Source document:
# # #

And the advantages to having your tech startup based in a rural area? Plenty. Young was full of praise, citing “low cost of living, no traffic, elbow room, and easy access to the outdoors.” In a similar vein, Langer talked about how Red Wing is a great place for those with a love of the outdoors, its close proximity to both Minneapolis and St. Paul, as well as only being 45 minutes away from the nearest airport. “Red Wing is the perfect mix of small town and big city,” Langer said. “It’s a wonderful place to raise children. It’s got everything.” An important factor Levy brought up was access to quality education. The Gorge has access to quality schools and “employees for a high-tech company want the best schools for their kids.”

Source: Rural tech startups see success across the US | TechCrunch

In my 2015 eBook Last Rush Hour: The Decentralization of Knowledge Work in the Twenty-First Century, I discuss these and other advantages less populated regions offer in terms of housing affordability, enhanced quality of life and the end of stressful, time sucking commutes across congested metro areas. The growth of the knowledge and information-based economy makes location far less relevant — unlike during the Industrial Age when work was centralized in downtown metro areas and suburban office parks.

# # #

Instructions:
a) Please output the stretch of the passage on rural tech startups from "In my 2015 eBook" through "suburban office parks.", word for word.
b) According to the passage on rural tech startups, how far is Red Wing from the nearest airport?

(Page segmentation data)
# # #

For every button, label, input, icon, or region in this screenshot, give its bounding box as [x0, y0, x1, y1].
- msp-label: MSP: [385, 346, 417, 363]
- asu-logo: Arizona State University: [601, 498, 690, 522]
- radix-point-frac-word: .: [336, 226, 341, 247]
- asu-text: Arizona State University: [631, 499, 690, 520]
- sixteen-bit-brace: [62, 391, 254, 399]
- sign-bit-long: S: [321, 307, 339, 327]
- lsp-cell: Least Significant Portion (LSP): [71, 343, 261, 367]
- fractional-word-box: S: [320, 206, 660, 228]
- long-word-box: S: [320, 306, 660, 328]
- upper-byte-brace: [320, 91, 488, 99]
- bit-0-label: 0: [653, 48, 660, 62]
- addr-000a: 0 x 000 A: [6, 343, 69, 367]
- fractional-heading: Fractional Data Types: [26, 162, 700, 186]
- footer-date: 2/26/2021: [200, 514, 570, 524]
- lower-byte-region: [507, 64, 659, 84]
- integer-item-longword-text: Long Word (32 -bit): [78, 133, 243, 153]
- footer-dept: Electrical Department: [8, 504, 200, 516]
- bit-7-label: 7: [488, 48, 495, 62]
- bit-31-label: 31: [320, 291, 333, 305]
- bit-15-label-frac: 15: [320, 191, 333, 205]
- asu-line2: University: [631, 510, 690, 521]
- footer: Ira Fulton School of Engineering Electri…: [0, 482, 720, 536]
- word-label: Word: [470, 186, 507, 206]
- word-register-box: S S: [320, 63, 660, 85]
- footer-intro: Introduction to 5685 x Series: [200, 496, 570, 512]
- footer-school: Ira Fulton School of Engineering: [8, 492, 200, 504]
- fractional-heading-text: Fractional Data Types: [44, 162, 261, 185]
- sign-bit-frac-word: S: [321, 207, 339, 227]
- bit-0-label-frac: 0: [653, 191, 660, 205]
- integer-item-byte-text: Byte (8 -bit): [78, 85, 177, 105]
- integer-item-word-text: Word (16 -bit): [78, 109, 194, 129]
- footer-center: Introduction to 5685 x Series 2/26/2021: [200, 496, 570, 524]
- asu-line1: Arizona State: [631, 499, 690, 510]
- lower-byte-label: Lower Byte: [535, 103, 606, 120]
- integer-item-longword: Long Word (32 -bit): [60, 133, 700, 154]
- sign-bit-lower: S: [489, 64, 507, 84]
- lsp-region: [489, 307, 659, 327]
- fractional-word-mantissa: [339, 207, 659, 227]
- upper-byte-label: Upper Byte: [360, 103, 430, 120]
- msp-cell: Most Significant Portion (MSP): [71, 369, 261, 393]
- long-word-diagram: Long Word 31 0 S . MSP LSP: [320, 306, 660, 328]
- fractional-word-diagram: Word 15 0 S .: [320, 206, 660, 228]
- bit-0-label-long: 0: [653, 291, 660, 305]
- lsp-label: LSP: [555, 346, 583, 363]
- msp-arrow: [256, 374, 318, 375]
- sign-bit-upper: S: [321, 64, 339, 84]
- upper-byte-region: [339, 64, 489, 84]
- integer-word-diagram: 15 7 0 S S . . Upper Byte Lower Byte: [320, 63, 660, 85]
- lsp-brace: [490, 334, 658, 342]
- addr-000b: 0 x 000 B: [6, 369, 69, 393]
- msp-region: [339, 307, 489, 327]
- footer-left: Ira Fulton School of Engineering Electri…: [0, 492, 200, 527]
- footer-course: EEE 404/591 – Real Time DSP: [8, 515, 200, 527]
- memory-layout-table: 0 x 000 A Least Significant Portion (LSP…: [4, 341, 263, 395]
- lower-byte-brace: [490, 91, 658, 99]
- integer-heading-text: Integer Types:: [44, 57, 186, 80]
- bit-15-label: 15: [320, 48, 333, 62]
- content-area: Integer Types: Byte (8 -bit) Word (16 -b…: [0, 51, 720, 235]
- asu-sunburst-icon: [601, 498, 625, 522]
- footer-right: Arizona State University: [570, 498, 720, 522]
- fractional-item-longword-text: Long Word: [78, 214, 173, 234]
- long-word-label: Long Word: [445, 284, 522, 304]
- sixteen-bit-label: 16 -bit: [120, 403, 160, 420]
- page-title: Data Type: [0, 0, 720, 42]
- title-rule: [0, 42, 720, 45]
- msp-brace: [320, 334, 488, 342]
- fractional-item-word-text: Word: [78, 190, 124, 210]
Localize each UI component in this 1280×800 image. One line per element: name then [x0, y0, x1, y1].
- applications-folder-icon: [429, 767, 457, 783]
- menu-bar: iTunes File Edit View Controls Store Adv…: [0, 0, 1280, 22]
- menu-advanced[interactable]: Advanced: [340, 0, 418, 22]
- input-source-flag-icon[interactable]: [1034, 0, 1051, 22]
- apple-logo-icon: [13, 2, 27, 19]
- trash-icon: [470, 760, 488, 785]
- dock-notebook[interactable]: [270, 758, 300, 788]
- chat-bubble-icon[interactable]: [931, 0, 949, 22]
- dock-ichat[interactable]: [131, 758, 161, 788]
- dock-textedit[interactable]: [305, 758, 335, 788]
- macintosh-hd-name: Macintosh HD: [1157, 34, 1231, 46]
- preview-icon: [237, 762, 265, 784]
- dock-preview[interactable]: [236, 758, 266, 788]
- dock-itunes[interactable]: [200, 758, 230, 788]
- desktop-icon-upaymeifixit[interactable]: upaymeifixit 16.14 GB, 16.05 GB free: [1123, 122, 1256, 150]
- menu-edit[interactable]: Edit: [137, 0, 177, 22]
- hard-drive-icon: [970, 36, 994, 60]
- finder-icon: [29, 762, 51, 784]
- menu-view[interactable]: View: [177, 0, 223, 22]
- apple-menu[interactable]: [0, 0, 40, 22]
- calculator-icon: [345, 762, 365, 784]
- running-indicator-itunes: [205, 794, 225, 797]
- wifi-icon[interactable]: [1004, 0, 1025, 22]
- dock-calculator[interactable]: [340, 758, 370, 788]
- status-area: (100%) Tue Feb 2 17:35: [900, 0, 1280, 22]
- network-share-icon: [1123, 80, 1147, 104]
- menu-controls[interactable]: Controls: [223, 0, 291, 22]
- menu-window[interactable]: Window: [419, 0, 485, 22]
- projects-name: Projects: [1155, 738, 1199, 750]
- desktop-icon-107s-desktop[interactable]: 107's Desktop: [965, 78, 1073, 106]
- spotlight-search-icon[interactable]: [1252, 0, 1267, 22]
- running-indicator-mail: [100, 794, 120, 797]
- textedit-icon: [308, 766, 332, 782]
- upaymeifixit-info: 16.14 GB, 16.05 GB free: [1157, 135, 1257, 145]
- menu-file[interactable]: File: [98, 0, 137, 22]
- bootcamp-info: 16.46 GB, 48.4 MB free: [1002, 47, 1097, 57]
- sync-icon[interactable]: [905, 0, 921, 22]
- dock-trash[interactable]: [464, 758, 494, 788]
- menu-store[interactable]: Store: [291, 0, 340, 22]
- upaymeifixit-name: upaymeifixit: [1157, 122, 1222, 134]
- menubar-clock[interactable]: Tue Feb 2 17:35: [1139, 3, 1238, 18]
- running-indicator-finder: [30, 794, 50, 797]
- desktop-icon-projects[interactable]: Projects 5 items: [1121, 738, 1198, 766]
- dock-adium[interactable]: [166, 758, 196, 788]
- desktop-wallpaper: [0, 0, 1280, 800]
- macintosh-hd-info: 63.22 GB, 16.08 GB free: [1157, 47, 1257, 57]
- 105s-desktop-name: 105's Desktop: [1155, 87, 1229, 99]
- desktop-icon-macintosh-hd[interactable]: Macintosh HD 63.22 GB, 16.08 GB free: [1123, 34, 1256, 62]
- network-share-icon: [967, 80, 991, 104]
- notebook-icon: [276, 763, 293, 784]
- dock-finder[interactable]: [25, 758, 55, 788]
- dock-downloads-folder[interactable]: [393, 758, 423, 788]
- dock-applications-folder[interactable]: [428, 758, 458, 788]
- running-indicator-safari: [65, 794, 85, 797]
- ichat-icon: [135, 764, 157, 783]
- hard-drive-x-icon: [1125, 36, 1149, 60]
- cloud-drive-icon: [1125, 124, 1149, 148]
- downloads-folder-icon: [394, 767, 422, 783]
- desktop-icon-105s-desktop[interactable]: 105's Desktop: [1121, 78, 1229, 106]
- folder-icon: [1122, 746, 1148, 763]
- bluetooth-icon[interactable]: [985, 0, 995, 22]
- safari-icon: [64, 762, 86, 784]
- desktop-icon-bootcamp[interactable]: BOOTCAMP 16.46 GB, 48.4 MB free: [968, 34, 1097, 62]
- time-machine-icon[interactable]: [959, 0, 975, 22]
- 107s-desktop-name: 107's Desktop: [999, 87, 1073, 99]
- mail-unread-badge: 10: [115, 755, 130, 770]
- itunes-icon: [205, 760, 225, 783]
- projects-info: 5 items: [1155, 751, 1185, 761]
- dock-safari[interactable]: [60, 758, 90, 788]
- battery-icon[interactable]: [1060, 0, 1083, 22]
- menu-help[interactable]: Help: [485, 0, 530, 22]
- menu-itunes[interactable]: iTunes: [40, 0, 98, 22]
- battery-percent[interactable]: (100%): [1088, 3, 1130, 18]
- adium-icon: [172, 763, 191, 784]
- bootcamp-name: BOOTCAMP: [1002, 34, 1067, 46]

# # #

Answers to the tasks:
a)
In my 2015 eBook Last Rush Hour: The Decentralization of Knowledge Work in the Twenty-First Century, I discuss these and other advantages less populated regions offer in terms of housing affordability, enhanced quality of life and the end of stressful, time sucking commutes across congested metro areas. The growth of the knowledge and information-based economy makes location far less relevant — unlike during the Industrial Age when work was centralized in downtown metro areas and suburban office parks.

b) 45 minutes